**Written task:** Where a line contains the word "dalam", copy that line in full.

**Records for the exercise:**
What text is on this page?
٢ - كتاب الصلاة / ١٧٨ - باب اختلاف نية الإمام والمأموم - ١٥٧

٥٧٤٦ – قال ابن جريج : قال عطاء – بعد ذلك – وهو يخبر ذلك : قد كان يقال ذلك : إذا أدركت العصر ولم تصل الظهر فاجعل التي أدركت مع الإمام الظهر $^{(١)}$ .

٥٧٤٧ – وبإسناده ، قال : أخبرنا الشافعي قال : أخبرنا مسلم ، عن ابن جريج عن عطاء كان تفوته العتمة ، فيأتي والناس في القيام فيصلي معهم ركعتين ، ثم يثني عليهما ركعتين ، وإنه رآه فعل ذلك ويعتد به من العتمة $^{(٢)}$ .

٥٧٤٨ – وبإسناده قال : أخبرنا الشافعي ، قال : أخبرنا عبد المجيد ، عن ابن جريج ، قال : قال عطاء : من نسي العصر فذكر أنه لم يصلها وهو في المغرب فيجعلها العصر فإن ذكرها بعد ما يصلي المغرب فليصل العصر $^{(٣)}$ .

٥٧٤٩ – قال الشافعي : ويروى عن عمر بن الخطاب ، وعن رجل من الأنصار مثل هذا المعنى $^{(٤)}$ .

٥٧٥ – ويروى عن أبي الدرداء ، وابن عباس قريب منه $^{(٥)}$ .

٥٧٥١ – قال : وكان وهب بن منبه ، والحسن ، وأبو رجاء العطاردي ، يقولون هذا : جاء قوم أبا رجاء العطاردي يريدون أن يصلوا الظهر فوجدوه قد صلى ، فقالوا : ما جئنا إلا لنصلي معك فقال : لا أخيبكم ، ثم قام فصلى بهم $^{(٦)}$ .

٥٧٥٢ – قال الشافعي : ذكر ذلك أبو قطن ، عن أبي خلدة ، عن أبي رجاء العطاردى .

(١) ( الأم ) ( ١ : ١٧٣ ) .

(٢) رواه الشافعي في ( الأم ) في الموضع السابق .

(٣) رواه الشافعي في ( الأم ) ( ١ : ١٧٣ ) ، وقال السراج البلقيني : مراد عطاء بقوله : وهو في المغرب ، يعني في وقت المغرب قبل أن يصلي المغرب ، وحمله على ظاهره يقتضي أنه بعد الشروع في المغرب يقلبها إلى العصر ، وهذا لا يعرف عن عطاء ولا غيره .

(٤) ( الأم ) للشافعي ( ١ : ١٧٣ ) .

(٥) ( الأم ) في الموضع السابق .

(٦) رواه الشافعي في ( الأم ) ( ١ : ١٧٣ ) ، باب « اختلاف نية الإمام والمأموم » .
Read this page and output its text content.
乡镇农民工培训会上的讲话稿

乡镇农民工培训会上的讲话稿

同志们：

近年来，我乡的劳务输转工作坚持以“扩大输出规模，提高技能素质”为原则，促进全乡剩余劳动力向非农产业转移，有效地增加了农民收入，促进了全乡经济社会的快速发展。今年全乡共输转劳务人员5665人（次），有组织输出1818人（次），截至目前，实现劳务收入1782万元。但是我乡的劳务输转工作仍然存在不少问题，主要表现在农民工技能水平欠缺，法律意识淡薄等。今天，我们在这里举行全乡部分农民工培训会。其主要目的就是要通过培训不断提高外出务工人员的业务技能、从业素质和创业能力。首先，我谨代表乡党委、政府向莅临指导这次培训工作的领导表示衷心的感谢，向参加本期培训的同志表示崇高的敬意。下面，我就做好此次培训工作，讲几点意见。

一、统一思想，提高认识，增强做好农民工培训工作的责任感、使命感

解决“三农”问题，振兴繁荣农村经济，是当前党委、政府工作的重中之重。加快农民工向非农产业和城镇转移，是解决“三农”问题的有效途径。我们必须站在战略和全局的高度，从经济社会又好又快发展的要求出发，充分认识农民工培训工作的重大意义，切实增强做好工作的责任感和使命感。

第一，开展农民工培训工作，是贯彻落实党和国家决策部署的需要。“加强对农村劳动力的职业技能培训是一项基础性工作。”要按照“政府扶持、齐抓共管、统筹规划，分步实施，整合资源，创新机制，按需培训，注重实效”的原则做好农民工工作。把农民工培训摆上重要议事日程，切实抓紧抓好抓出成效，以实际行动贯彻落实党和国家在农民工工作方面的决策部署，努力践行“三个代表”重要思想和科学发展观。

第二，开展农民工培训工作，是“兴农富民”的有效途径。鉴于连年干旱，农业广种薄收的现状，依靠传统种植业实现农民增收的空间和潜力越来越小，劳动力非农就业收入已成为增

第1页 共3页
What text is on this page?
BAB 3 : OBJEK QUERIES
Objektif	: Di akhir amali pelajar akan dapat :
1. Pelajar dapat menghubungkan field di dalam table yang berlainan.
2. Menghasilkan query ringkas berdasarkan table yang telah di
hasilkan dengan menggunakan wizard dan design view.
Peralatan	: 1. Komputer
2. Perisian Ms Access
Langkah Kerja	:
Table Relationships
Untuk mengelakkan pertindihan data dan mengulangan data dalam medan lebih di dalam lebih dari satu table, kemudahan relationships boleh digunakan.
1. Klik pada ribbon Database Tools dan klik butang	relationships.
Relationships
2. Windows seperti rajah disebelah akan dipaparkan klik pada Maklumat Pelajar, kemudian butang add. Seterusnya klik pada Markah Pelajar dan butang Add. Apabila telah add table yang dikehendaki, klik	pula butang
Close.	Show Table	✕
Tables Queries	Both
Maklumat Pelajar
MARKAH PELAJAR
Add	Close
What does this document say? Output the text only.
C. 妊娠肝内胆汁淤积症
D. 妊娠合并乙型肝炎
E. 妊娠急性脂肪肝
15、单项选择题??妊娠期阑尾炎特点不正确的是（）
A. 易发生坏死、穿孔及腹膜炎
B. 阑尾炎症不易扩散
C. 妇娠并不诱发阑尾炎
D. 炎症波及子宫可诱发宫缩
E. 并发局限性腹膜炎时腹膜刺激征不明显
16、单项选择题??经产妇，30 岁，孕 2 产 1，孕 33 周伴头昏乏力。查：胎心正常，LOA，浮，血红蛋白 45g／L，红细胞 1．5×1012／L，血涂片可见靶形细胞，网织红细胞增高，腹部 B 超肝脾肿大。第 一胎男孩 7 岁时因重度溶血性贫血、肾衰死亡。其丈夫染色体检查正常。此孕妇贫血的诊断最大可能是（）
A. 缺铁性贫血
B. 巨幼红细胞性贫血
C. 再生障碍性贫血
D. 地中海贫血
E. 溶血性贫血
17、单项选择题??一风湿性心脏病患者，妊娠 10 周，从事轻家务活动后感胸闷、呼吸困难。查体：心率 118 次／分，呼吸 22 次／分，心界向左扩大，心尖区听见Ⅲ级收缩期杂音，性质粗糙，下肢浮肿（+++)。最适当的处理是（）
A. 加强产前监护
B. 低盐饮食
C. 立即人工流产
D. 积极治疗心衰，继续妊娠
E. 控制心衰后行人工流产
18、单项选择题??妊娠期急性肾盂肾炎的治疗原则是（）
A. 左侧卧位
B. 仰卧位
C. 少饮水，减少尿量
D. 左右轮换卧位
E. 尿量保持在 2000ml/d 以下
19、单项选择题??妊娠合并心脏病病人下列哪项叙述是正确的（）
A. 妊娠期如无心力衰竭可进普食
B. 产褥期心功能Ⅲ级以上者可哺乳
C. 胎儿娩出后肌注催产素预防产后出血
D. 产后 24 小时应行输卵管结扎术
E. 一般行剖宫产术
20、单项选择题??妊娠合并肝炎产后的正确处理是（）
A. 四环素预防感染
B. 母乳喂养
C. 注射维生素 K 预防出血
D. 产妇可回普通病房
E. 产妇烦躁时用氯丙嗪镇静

**Output for this exercise:**
1. Pelajar dapat menghubungkan field di dalam table yang berlainan.
Untuk mengelakkan pertindihan data dan mengulangan data dalam medan lebih di dalam lebih dari satu table, kemudahan relationships boleh digunakan.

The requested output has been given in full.